Figure content listings =>
....
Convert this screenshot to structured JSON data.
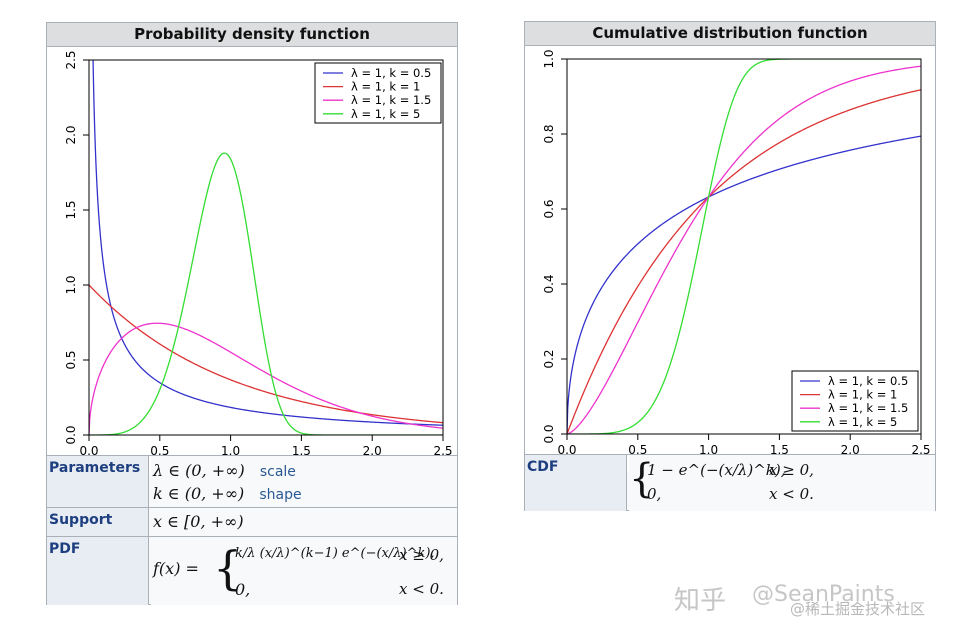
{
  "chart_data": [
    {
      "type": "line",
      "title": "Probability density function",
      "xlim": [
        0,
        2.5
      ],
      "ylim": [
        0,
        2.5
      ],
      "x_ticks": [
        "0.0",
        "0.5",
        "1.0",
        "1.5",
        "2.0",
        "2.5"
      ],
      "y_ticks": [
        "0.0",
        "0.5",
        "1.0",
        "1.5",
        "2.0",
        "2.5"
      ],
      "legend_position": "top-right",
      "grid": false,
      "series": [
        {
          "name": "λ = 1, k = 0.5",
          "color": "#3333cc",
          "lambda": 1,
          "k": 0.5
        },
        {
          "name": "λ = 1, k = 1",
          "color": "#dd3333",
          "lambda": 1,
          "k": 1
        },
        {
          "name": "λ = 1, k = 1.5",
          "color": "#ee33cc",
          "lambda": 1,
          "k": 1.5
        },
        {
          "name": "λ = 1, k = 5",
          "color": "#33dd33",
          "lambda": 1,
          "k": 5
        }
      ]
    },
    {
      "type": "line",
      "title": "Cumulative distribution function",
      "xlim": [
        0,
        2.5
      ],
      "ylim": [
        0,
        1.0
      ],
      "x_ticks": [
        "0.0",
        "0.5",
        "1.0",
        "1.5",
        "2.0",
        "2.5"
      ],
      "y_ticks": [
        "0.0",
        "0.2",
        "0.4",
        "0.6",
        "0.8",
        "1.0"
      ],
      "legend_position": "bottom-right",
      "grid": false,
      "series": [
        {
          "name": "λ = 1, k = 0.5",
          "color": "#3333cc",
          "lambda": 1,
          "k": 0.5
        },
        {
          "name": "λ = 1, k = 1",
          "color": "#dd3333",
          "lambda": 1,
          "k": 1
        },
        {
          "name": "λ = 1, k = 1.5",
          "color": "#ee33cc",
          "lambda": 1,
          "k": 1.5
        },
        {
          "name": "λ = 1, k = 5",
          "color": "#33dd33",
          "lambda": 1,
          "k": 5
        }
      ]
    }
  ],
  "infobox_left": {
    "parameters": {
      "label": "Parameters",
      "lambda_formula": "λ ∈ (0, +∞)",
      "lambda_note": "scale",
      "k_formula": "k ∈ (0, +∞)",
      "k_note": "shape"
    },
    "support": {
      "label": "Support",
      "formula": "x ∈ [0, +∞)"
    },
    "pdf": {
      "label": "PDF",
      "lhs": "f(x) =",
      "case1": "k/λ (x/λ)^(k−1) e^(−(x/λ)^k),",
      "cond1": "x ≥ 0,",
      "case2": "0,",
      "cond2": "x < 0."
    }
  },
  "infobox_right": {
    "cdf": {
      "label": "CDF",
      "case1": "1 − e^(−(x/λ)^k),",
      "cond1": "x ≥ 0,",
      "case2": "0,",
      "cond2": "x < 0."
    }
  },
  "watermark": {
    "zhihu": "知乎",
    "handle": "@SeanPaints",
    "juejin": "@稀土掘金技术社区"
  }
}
....
What is asked => Reproduce the entries exactly. Do not carry over any picture.

Result below =>
Convert this screenshot to structured JSON data.
{
  "chart_data": [
    {
      "type": "line",
      "title": "Probability density function",
      "xlim": [
        0,
        2.5
      ],
      "ylim": [
        0,
        2.5
      ],
      "x_ticks": [
        "0.0",
        "0.5",
        "1.0",
        "1.5",
        "2.0",
        "2.5"
      ],
      "y_ticks": [
        "0.0",
        "0.5",
        "1.0",
        "1.5",
        "2.0",
        "2.5"
      ],
      "legend_position": "top-right",
      "grid": false,
      "series": [
        {
          "name": "λ = 1, k = 0.5",
          "color": "#3333cc",
          "lambda": 1,
          "k": 0.5
        },
        {
          "name": "λ = 1, k = 1",
          "color": "#dd3333",
          "lambda": 1,
          "k": 1
        },
        {
          "name": "λ = 1, k = 1.5",
          "color": "#ee33cc",
          "lambda": 1,
          "k": 1.5
        },
        {
          "name": "λ = 1, k = 5",
          "color": "#33dd33",
          "lambda": 1,
          "k": 5
        }
      ]
    },
    {
      "type": "line",
      "title": "Cumulative distribution function",
      "xlim": [
        0,
        2.5
      ],
      "ylim": [
        0,
        1.0
      ],
      "x_ticks": [
        "0.0",
        "0.5",
        "1.0",
        "1.5",
        "2.0",
        "2.5"
      ],
      "y_ticks": [
        "0.0",
        "0.2",
        "0.4",
        "0.6",
        "0.8",
        "1.0"
      ],
      "legend_position": "bottom-right",
      "grid": false,
      "series": [
        {
          "name": "λ = 1, k = 0.5",
          "color": "#3333cc",
          "lambda": 1,
          "k": 0.5
        },
        {
          "name": "λ = 1, k = 1",
          "color": "#dd3333",
          "lambda": 1,
          "k": 1
        },
        {
          "name": "λ = 1, k = 1.5",
          "color": "#ee33cc",
          "lambda": 1,
          "k": 1.5
        },
        {
          "name": "λ = 1, k = 5",
          "color": "#33dd33",
          "lambda": 1,
          "k": 5
        }
      ]
    }
  ],
  "infobox_left": {
    "parameters": {
      "label": "Parameters",
      "lambda_formula": "λ ∈ (0, +∞)",
      "lambda_note": "scale",
      "k_formula": "k ∈ (0, +∞)",
      "k_note": "shape"
    },
    "support": {
      "label": "Support",
      "formula": "x ∈ [0, +∞)"
    },
    "pdf": {
      "label": "PDF",
      "lhs": "f(x) =",
      "case1": "k/λ (x/λ)^(k−1) e^(−(x/λ)^k),",
      "cond1": "x ≥ 0,",
      "case2": "0,",
      "cond2": "x < 0."
    }
  },
  "infobox_right": {
    "cdf": {
      "label": "CDF",
      "case1": "1 − e^(−(x/λ)^k),",
      "cond1": "x ≥ 0,",
      "case2": "0,",
      "cond2": "x < 0."
    }
  },
  "watermark": {
    "zhihu": "知乎",
    "handle": "@SeanPaints",
    "juejin": "@稀土掘金技术社区"
  }
}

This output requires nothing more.